Stored records
##############################

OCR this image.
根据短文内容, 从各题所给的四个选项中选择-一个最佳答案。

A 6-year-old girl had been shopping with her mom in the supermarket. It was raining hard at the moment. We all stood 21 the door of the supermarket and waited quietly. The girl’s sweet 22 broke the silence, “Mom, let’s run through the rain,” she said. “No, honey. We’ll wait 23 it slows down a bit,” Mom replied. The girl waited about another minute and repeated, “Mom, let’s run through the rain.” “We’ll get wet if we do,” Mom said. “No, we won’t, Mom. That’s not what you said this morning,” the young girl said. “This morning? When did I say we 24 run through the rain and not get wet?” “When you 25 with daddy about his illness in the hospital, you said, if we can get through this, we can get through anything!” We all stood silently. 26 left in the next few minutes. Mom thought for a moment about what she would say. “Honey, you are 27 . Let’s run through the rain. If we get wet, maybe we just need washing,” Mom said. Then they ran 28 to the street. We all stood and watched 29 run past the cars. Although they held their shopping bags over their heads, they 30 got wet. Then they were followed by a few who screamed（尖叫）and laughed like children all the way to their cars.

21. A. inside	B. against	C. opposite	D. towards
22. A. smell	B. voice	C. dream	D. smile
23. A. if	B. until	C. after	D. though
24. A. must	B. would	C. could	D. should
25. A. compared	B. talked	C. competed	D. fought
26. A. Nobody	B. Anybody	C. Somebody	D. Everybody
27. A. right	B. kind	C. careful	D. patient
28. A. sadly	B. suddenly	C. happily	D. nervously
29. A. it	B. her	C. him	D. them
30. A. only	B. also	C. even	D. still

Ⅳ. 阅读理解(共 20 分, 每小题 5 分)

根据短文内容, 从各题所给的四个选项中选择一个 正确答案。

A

##############################

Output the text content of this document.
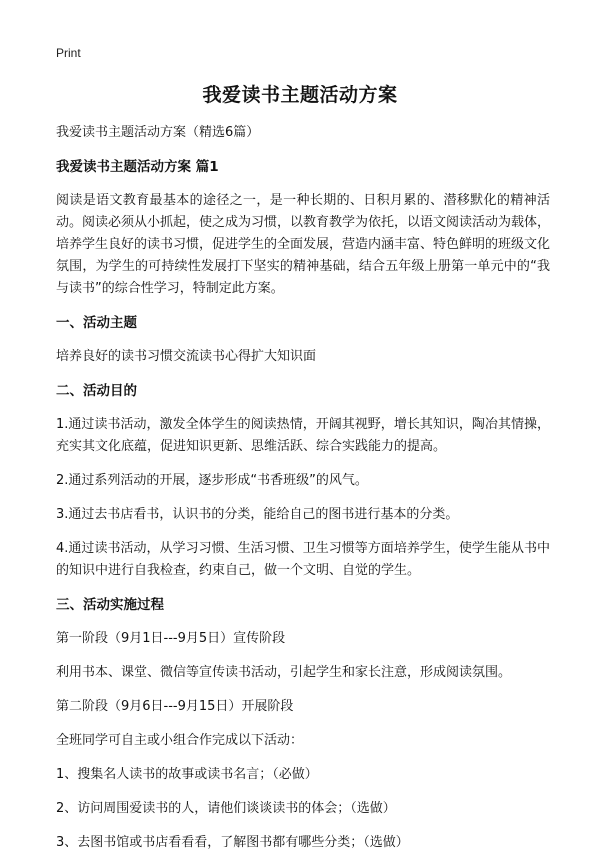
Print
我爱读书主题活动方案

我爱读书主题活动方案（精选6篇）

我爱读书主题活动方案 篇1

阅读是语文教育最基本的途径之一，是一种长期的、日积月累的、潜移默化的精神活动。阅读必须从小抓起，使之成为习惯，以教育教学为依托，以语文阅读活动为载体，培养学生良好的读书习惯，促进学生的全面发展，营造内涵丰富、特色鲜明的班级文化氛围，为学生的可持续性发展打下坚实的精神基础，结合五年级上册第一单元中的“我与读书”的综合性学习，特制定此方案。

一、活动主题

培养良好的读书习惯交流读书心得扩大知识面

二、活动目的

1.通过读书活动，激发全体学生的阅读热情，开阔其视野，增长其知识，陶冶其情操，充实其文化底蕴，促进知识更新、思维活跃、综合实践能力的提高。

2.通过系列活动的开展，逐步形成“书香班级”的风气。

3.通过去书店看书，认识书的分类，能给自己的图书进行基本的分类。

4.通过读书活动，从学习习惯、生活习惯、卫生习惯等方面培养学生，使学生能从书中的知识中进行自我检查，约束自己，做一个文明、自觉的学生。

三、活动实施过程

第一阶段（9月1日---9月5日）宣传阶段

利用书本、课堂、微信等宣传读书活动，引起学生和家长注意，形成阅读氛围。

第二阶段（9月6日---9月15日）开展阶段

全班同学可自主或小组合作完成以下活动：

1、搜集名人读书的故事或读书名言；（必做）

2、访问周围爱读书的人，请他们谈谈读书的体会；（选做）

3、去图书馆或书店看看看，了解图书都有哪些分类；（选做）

##############################

** Exercise description **
Gather up, from the records above, each line where the word "this" appears.

** Exercise result **
OCR this image.
A 6-year-old girl had been shopping with her mom in the supermarket. It was raining hard at the moment. We all stood 21 the door of the supermarket and waited quietly. The girl’s sweet 22 broke the silence, “Mom, let’s run through the rain,” she said. “No, honey. We’ll wait 23 it slows down a bit,” Mom replied. The girl waited about another minute and repeated, “Mom, let’s run through the rain.” “We’ll get wet if we do,” Mom said. “No, we won’t, Mom. That’s not what you said this morning,” the young girl said. “This morning? When did I say we 24 run through the rain and not get wet?” “When you 25 with daddy about his illness in the hospital, you said, if we can get through this, we can get through anything!” We all stood silently. 26 left in the next few minutes. Mom thought for a moment about what she would say. “Honey, you are 27 . Let’s run through the rain. If we get wet, maybe we just need washing,” Mom said. Then they ran 28 to the street. We all stood and watched 29 run past the cars. Although they held their shopping bags over their heads, they 30 got wet. Then they were followed by a few who screamed（尖叫）and laughed like children all the way to their cars.
Output the text content of this document.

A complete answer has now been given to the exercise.